Work to complete – Could you output each line of the data that follows exactly?

* START Data lines *

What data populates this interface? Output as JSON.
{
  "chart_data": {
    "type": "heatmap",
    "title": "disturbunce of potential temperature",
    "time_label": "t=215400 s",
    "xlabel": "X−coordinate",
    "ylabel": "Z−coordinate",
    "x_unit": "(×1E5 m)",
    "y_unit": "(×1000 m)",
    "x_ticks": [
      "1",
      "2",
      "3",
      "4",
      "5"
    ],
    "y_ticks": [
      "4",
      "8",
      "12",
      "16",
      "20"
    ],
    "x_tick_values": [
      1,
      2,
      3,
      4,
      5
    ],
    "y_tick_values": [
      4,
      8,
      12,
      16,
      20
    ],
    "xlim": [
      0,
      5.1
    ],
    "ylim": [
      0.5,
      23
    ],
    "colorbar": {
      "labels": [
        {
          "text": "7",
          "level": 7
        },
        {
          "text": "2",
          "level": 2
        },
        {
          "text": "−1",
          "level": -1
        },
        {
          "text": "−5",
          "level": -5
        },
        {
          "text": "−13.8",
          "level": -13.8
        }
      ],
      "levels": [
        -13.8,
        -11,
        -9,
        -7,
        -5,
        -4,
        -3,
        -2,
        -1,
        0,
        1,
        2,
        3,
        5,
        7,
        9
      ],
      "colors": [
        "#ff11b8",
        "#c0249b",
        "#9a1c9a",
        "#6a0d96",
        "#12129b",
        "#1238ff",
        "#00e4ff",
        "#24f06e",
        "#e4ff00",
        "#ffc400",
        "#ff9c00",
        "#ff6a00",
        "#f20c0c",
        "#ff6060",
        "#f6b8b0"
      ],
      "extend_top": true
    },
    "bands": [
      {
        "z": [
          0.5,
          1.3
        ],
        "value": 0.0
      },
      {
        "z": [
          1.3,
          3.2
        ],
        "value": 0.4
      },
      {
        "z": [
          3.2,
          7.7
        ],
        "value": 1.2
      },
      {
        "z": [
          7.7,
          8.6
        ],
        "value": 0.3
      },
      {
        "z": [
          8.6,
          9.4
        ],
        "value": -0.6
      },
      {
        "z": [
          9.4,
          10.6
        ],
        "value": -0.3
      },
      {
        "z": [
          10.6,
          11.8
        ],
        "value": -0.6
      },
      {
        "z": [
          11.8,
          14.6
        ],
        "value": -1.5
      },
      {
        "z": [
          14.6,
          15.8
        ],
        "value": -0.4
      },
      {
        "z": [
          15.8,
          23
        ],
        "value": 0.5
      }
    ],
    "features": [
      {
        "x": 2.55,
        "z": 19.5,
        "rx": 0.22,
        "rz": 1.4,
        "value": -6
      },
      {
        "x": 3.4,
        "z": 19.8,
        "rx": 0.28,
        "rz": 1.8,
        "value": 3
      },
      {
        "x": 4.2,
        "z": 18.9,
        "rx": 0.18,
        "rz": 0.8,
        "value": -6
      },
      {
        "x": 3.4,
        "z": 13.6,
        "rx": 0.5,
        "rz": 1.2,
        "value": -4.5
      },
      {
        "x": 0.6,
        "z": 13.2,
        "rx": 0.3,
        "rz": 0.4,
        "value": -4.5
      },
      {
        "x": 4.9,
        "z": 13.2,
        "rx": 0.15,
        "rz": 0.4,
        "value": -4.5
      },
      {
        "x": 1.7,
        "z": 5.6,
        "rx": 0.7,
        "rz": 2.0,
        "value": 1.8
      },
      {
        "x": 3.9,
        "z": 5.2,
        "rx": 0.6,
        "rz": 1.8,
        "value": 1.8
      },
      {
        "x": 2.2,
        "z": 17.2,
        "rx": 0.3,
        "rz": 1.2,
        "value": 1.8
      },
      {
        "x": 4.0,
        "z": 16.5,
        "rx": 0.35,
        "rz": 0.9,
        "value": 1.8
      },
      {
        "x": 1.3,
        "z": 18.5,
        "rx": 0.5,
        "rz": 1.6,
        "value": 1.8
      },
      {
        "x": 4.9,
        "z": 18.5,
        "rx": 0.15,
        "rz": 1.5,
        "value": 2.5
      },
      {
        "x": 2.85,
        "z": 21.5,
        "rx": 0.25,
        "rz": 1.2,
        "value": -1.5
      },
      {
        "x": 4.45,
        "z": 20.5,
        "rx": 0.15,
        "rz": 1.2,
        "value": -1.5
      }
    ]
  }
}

* END Data lines *

Output below –
What data populates this interface? Output as JSON.
{
  "chart_data": {
    "type": "heatmap",
    "title": "disturbunce of potential temperature",
    "time_label": "t=215400 s",
    "xlabel": "X−coordinate",
    "ylabel": "Z−coordinate",
    "x_unit": "(×1E5 m)",
    "y_unit": "(×1000 m)",
    "x_ticks": [
      "1",
      "2",
      "3",
      "4",
      "5"
    ],
    "y_ticks": [
      "4",
      "8",
      "12",
      "16",
      "20"
    ],
    "x_tick_values": [
      1,
      2,
      3,
      4,
      5
    ],
    "y_tick_values": [
      4,
      8,
      12,
      16,
      20
    ],
    "xlim": [
      0,
      5.1
    ],
    "ylim": [
      0.5,
      23
    ],
    "colorbar": {
      "labels": [
        {
          "text": "7",
          "level": 7
        },
        {
          "text": "2",
          "level": 2
        },
        {
          "text": "−1",
          "level": -1
        },
        {
          "text": "−5",
          "level": -5
        },
        {
          "text": "−13.8",
          "level": -13.8
        }
      ],
      "levels": [
        -13.8,
        -11,
        -9,
        -7,
        -5,
        -4,
        -3,
        -2,
        -1,
        0,
        1,
        2,
        3,
        5,
        7,
        9
      ],
      "colors": [
        "#ff11b8",
        "#c0249b",
        "#9a1c9a",
        "#6a0d96",
        "#12129b",
        "#1238ff",
        "#00e4ff",
        "#24f06e",
        "#e4ff00",
        "#ffc400",
        "#ff9c00",
        "#ff6a00",
        "#f20c0c",
        "#ff6060",
        "#f6b8b0"
      ],
      "extend_top": true
    },
    "bands": [
      {
        "z": [
          0.5,
          1.3
        ],
        "value": 0.0
      },
      {
        "z": [
          1.3,
          3.2
        ],
        "value": 0.4
      },
      {
        "z": [
          3.2,
          7.7
        ],
        "value": 1.2
      },
      {
        "z": [
          7.7,
          8.6
        ],
        "value": 0.3
      },
      {
        "z": [
          8.6,
          9.4
        ],
        "value": -0.6
      },
      {
        "z": [
          9.4,
          10.6
        ],
        "value": -0.3
      },
      {
        "z": [
          10.6,
          11.8
        ],
        "value": -0.6
      },
      {
        "z": [
          11.8,
          14.6
        ],
        "value": -1.5
      },
      {
        "z": [
          14.6,
          15.8
        ],
        "value": -0.4
      },
      {
        "z": [
          15.8,
          23
        ],
        "value": 0.5
      }
    ],
    "features": [
      {
        "x": 2.55,
        "z": 19.5,
        "rx": 0.22,
        "rz": 1.4,
        "value": -6
      },
      {
        "x": 3.4,
        "z": 19.8,
        "rx": 0.28,
        "rz": 1.8,
        "value": 3
      },
      {
        "x": 4.2,
        "z": 18.9,
        "rx": 0.18,
        "rz": 0.8,
        "value": -6
      },
      {
        "x": 3.4,
        "z": 13.6,
        "rx": 0.5,
        "rz": 1.2,
        "value": -4.5
      },
      {
        "x": 0.6,
        "z": 13.2,
        "rx": 0.3,
        "rz": 0.4,
        "value": -4.5
      },
      {
        "x": 4.9,
        "z": 13.2,
        "rx": 0.15,
        "rz": 0.4,
        "value": -4.5
      },
      {
        "x": 1.7,
        "z": 5.6,
        "rx": 0.7,
        "rz": 2.0,
        "value": 1.8
      },
      {
        "x": 3.9,
        "z": 5.2,
        "rx": 0.6,
        "rz": 1.8,
        "value": 1.8
      },
      {
        "x": 2.2,
        "z": 17.2,
        "rx": 0.3,
        "rz": 1.2,
        "value": 1.8
      },
      {
        "x": 4.0,
        "z": 16.5,
        "rx": 0.35,
        "rz": 0.9,
        "value": 1.8
      },
      {
        "x": 1.3,
        "z": 18.5,
        "rx": 0.5,
        "rz": 1.6,
        "value": 1.8
      },
      {
        "x": 4.9,
        "z": 18.5,
        "rx": 0.15,
        "rz": 1.5,
        "value": 2.5
      },
      {
        "x": 2.85,
        "z": 21.5,
        "rx": 0.25,
        "rz": 1.2,
        "value": -1.5
      },
      {
        "x": 4.45,
        "z": 20.5,
        "rx": 0.15,
        "rz": 1.2,
        "value": -1.5
      }
    ]
  }
}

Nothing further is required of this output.